**Stored rows:**

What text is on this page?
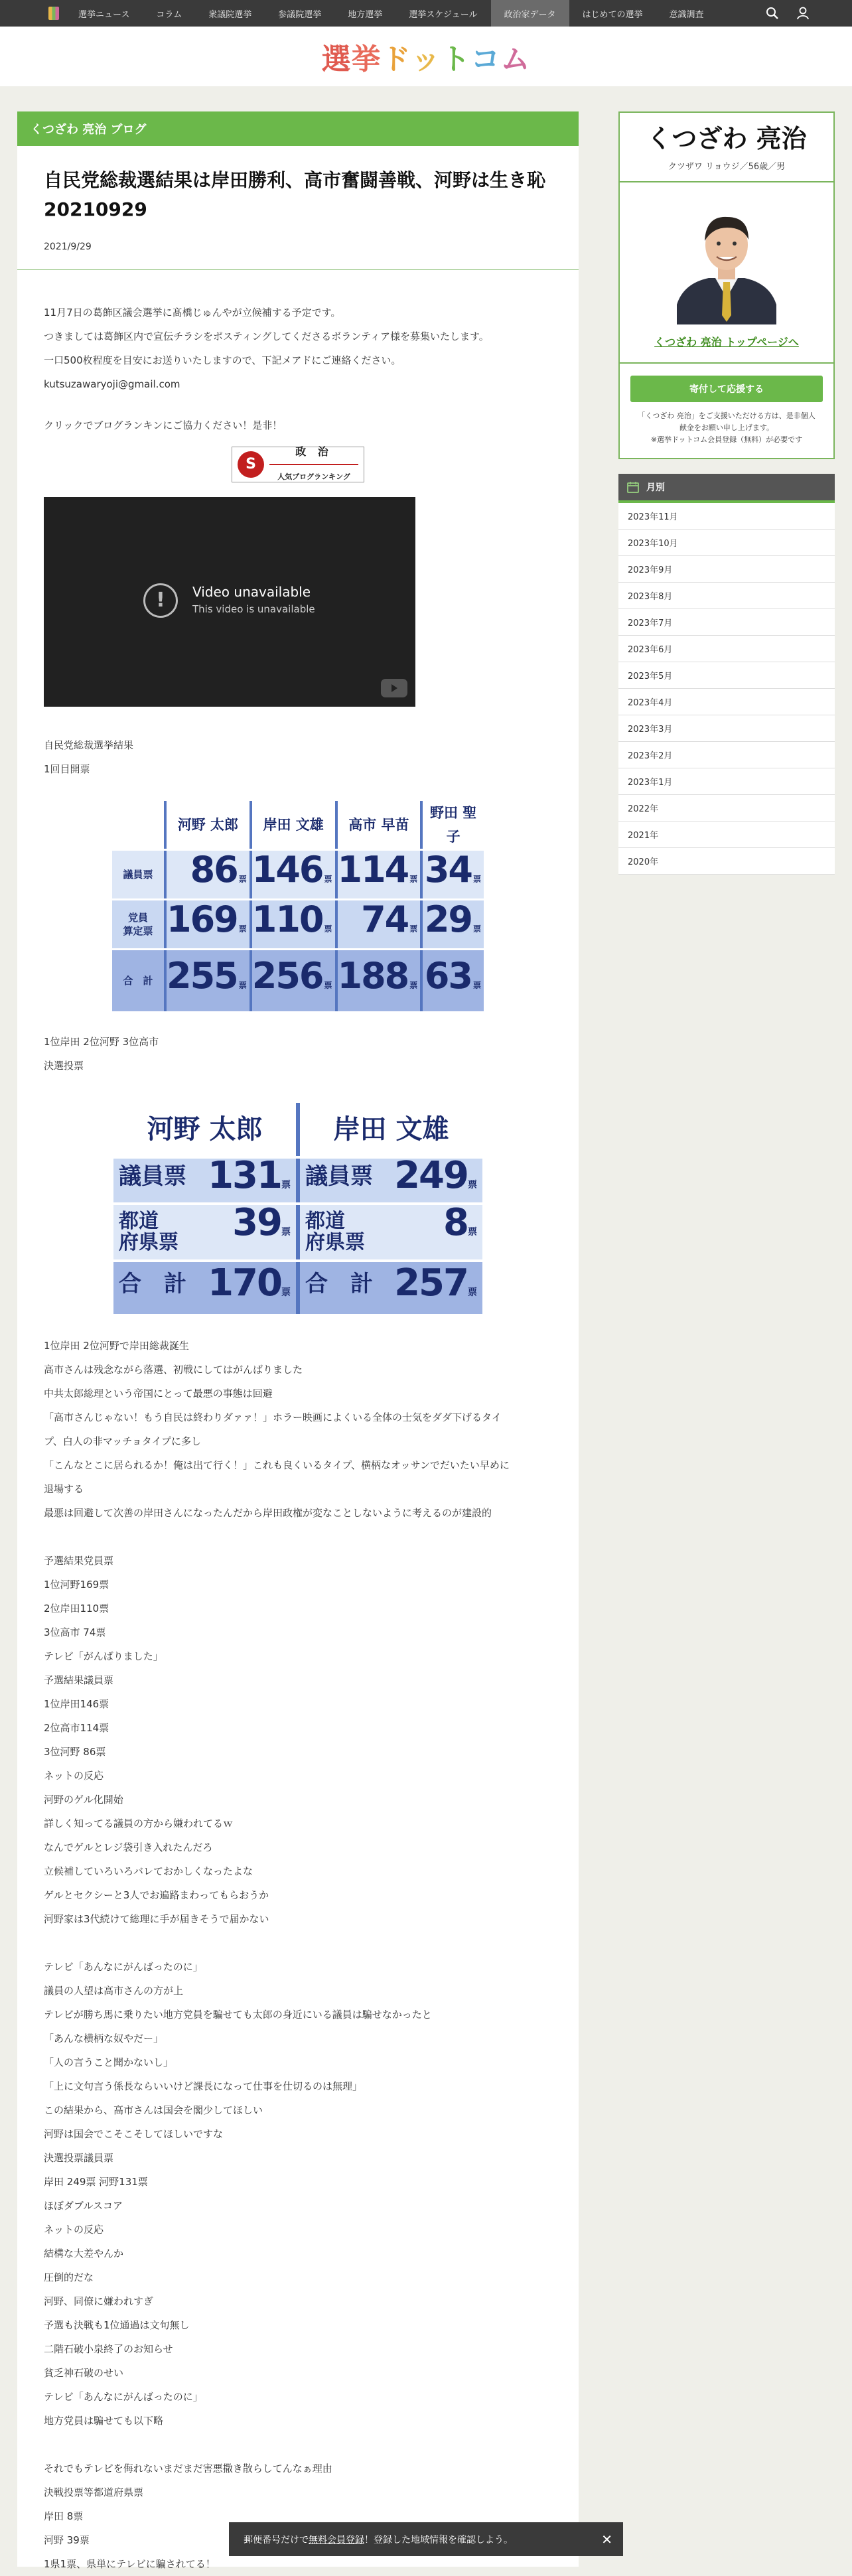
選挙ニュース	コラム	衆議院選挙	参議院選挙	地方選挙	選挙スケジュール	政治家データ	はじめての選挙	意識調査
選 挙 ド ッ ト コ ム
くつざわ 亮治 ブログ
自民党総裁選結果は岸田勝利、高市奮闘善戦、河野は生き恥20210929
2021/9/29

11月7日の葛飾区議会選挙に髙橋じゅんやが立候補する予定です。

つきましては葛飾区内で宣伝チラシをポスティングしてくださるボランティア様を募集いたします。

一口500枚程度を目安にお送りいたしますので、下記メアドにご連絡ください。

kutsuzawaryoji@gmail.com

クリックでブログランキンにご協力ください！是非！

S
政 治
人気ブログランキング
!	Video unavailable
This video is unavailable

自民党総裁選挙結果

1回目開票

	河野 太郎	岸田 文雄	高市 早苗	野田 聖子

議員票	86 票	146 票	114 票	34 票

党員
算定票	169 票	110 票	74 票	29 票

合　計	255 票	256 票	188 票	63 票

1位岸田 2位河野 3位高市

決選投票

河野 太郎	岸田 文雄

議員票 131票	議員票 249票

都道
府県票 39票	都道
府県票 8票

合　計 170票	合　計 257票

1位岸田 2位河野で岸田総裁誕生

高市さんは残念ながら落選、初戦にしてはがんばりました

中共太郎総理という帝国にとって最悪の事態は回避

「高市さんじゃない！もう自民は終わりダァァ！」ホラー映画によくいる全体の士気をダダ下げるタイ

プ、白人の非マッチョタイプに多し

「こんなとこに居られるか！俺は出て行く！」これも良くいるタイプ、横柄なオッサンでだいたい早めに

退場する

最悪は回避して次善の岸田さんになったんだから岸田政権が変なことしないように考えるのが建設的

予選結果党員票

1位河野169票

2位岸田110票

3位高市 74票

テレビ「がんばりました」

予選結果議員票

1位岸田146票

2位高市114票

3位河野 86票

ネットの反応

河野のゲル化開始

詳しく知ってる議員の方から嫌われてるｗ

なんでゲルとレジ袋引き入れたんだろ

立候補していろいろバレておかしくなったよな

ゲルとセクシーと3人でお遍路まわってもらおうか

河野家は3代続けて総理に手が届きそうで届かない

テレビ「あんなにがんばったのに」

議員の人望は高市さんの方が上

テレビが勝ち馬に乗りたい地方党員を騙せても太郎の身近にいる議員は騙せなかったと

「あんな横柄な奴やだー」

「人の言うこと聞かないし」

「上に文句言う係長ならいいけど課長になって仕事を仕切るのは無理」

この結果から、高市さんは国会を閣少してほしい

河野は国会でこそこそしてほしいですな

決選投票議員票

岸田 249票 河野131票

ほぼダブルスコア

ネットの反応

結構な大差やんか

圧倒的だな

河野、同僚に嫌われすぎ

予選も決戦も1位通過は文句無し

二階石破小泉終了のお知らせ

貧乏神石破のせい

テレビ「あんなにがんばったのに」

地方党員は騙せても以下略

それでもテレビを侮れないまだまだ害悪撒き散らしてんなぁ理由

決戦投票等都道府県票

岸田 8票

河野 39票

1県1票、県単にテレビに騙されてる！

くつざわ 亮治
クツザワ リョウジ／56歳／男
くつざわ 亮治 トップページへ
寄付して応援する
「くつざわ 亮治」をご支援いただける方は、是非個人
献金をお願い申し上げます。
※選挙ドットコム会員登録（無料）が必要です
月別
2023年11月
2023年10月
2023年9月
2023年8月
2023年7月
2023年6月
2023年5月
2023年4月
2023年3月
2023年2月
2023年1月
2022年
2021年
2020年
郵便番号だけで 無料会員登録 ！登録した地域情報を確認しよう。	✕
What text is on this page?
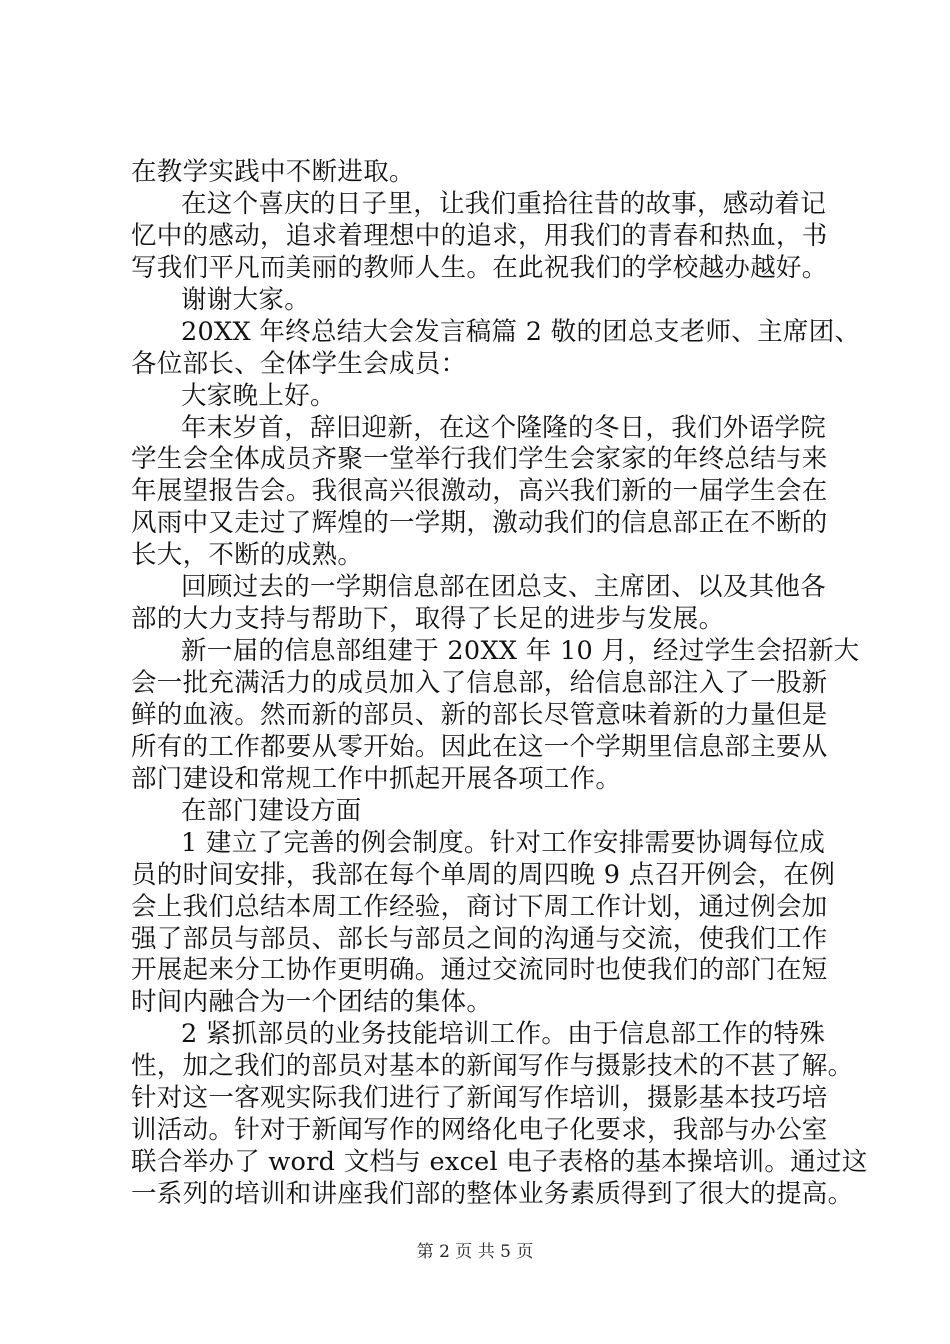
在教学实践中不断进取。
在这个喜庆的日子里，让我们重拾往昔的故事，感动着记
忆中的感动，追求着理想中的追求，用我们的青春和热血，书
写我们平凡而美丽的教师人生。在此祝我们的学校越办越好。
谢谢大家。
20XX 年终总结大会发言稿篇 2 敬的团总支老师、主席团、
各位部长、全体学生会成员：
大家晚上好。
年末岁首，辞旧迎新，在这个隆隆的冬日，我们外语学院
学生会全体成员齐聚一堂举行我们学生会家家的年终总结与来
年展望报告会。我很高兴很激动，高兴我们新的一届学生会在
风雨中又走过了辉煌的一学期，激动我们的信息部正在不断的
长大，不断的成熟。
回顾过去的一学期信息部在团总支、主席团、以及其他各
部的大力支持与帮助下，取得了长足的进步与发展。
新一届的信息部组建于 20XX 年 10 月，经过学生会招新大
会一批充满活力的成员加入了信息部，给信息部注入了一股新
鲜的血液。然而新的部员、新的部长尽管意味着新的力量但是
所有的工作都要从零开始。因此在这一个学期里信息部主要从
部门建设和常规工作中抓起开展各项工作。
在部门建设方面
1 建立了完善的例会制度。针对工作安排需要协调每位成
员的时间安排，我部在每个单周的周四晚 9 点召开例会，在例
会上我们总结本周工作经验，商讨下周工作计划，通过例会加
强了部员与部员、部长与部员之间的沟通与交流，使我们工作
开展起来分工协作更明确。通过交流同时也使我们的部门在短
时间内融合为一个团结的集体。
2 紧抓部员的业务技能培训工作。由于信息部工作的特殊
性，加之我们的部员对基本的新闻写作与摄影技术的不甚了解。
针对这一客观实际我们进行了新闻写作培训，摄影基本技巧培
训活动。针对于新闻写作的网络化电子化要求，我部与办公室
联合举办了 word 文档与 excel 电子表格的基本操培训。通过这
一系列的培训和讲座我们部的整体业务素质得到了很大的提高。
第 2 页 共 5 页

**Requirements:** Skip the images and write out the rest of the listing exactly.

**Output of the exercise:**
What text is on this page?
選挙ニュース	コラム	衆議院選挙	参議院選挙	地方選挙	選挙スケジュール	政治家データ	はじめての選挙	意識調査
選 挙 ド ッ ト コ ム
くつざわ 亮治 ブログ
自民党総裁選結果は岸田勝利、高市奮闘善戦、河野は生き恥20210929
2021/9/29

11月7日の葛飾区議会選挙に髙橋じゅんやが立候補する予定です。

つきましては葛飾区内で宣伝チラシをポスティングしてくださるボランティア様を募集いたします。

一口500枚程度を目安にお送りいたしますので、下記メアドにご連絡ください。

kutsuzawaryoji@gmail.com

クリックでブログランキンにご協力ください！是非！

S
政 治
人気ブログランキング
!	Video unavailable
This video is unavailable

自民党総裁選挙結果

1回目開票

	河野 太郎	岸田 文雄	高市 早苗	野田 聖子

議員票	86 票	146 票	114 票	34 票

党員
算定票	169 票	110 票	74 票	29 票

合　計	255 票	256 票	188 票	63 票

1位岸田 2位河野 3位高市

決選投票

河野 太郎	岸田 文雄

議員票 131票	議員票 249票

都道
府県票 39票	都道
府県票 8票

合　計 170票	合　計 257票

1位岸田 2位河野で岸田総裁誕生

高市さんは残念ながら落選、初戦にしてはがんばりました

中共太郎総理という帝国にとって最悪の事態は回避

「高市さんじゃない！もう自民は終わりダァァ！」ホラー映画によくいる全体の士気をダダ下げるタイ

プ、白人の非マッチョタイプに多し

「こんなとこに居られるか！俺は出て行く！」これも良くいるタイプ、横柄なオッサンでだいたい早めに

退場する

最悪は回避して次善の岸田さんになったんだから岸田政権が変なことしないように考えるのが建設的

予選結果党員票

1位河野169票

2位岸田110票

3位高市 74票

テレビ「がんばりました」

予選結果議員票

1位岸田146票

2位高市114票

3位河野 86票

ネットの反応

河野のゲル化開始

詳しく知ってる議員の方から嫌われてるｗ

なんでゲルとレジ袋引き入れたんだろ

立候補していろいろバレておかしくなったよな

ゲルとセクシーと3人でお遍路まわってもらおうか

河野家は3代続けて総理に手が届きそうで届かない

テレビ「あんなにがんばったのに」

議員の人望は高市さんの方が上

テレビが勝ち馬に乗りたい地方党員を騙せても太郎の身近にいる議員は騙せなかったと

「あんな横柄な奴やだー」

「人の言うこと聞かないし」

「上に文句言う係長ならいいけど課長になって仕事を仕切るのは無理」

この結果から、高市さんは国会を閣少してほしい

河野は国会でこそこそしてほしいですな

決選投票議員票

岸田 249票 河野131票

ほぼダブルスコア

ネットの反応

結構な大差やんか

圧倒的だな

河野、同僚に嫌われすぎ

予選も決戦も1位通過は文句無し

二階石破小泉終了のお知らせ

貧乏神石破のせい

テレビ「あんなにがんばったのに」

地方党員は騙せても以下略

それでもテレビを侮れないまだまだ害悪撒き散らしてんなぁ理由

決戦投票等都道府県票

岸田 8票

河野 39票

1県1票、県単にテレビに騙されてる！

くつざわ 亮治
クツザワ リョウジ／56歳／男
くつざわ 亮治 トップページへ
寄付して応援する
「くつざわ 亮治」をご支援いただける方は、是非個人
献金をお願い申し上げます。
※選挙ドットコム会員登録（無料）が必要です
月別
2023年11月
2023年10月
2023年9月
2023年8月
2023年7月
2023年6月
2023年5月
2023年4月
2023年3月
2023年2月
2023年1月
2022年
2021年
2020年
郵便番号だけで 無料会員登録 ！登録した地域情報を確認しよう。	✕
What text is on this page?
在教学实践中不断进取。
在这个喜庆的日子里，让我们重拾往昔的故事，感动着记
忆中的感动，追求着理想中的追求，用我们的青春和热血，书
写我们平凡而美丽的教师人生。在此祝我们的学校越办越好。
谢谢大家。
20XX 年终总结大会发言稿篇 2 敬的团总支老师、主席团、
各位部长、全体学生会成员：
大家晚上好。
年末岁首，辞旧迎新，在这个隆隆的冬日，我们外语学院
学生会全体成员齐聚一堂举行我们学生会家家的年终总结与来
年展望报告会。我很高兴很激动，高兴我们新的一届学生会在
风雨中又走过了辉煌的一学期，激动我们的信息部正在不断的
长大，不断的成熟。
回顾过去的一学期信息部在团总支、主席团、以及其他各
部的大力支持与帮助下，取得了长足的进步与发展。
新一届的信息部组建于 20XX 年 10 月，经过学生会招新大
会一批充满活力的成员加入了信息部，给信息部注入了一股新
鲜的血液。然而新的部员、新的部长尽管意味着新的力量但是
所有的工作都要从零开始。因此在这一个学期里信息部主要从
部门建设和常规工作中抓起开展各项工作。
在部门建设方面
1 建立了完善的例会制度。针对工作安排需要协调每位成
员的时间安排，我部在每个单周的周四晚 9 点召开例会，在例
会上我们总结本周工作经验，商讨下周工作计划，通过例会加
强了部员与部员、部长与部员之间的沟通与交流，使我们工作
开展起来分工协作更明确。通过交流同时也使我们的部门在短
时间内融合为一个团结的集体。
2 紧抓部员的业务技能培训工作。由于信息部工作的特殊
性，加之我们的部员对基本的新闻写作与摄影技术的不甚了解。
针对这一客观实际我们进行了新闻写作培训，摄影基本技巧培
训活动。针对于新闻写作的网络化电子化要求，我部与办公室
联合举办了 word 文档与 excel 电子表格的基本操培训。通过这
一系列的培训和讲座我们部的整体业务素质得到了很大的提高。
第 2 页 共 5 页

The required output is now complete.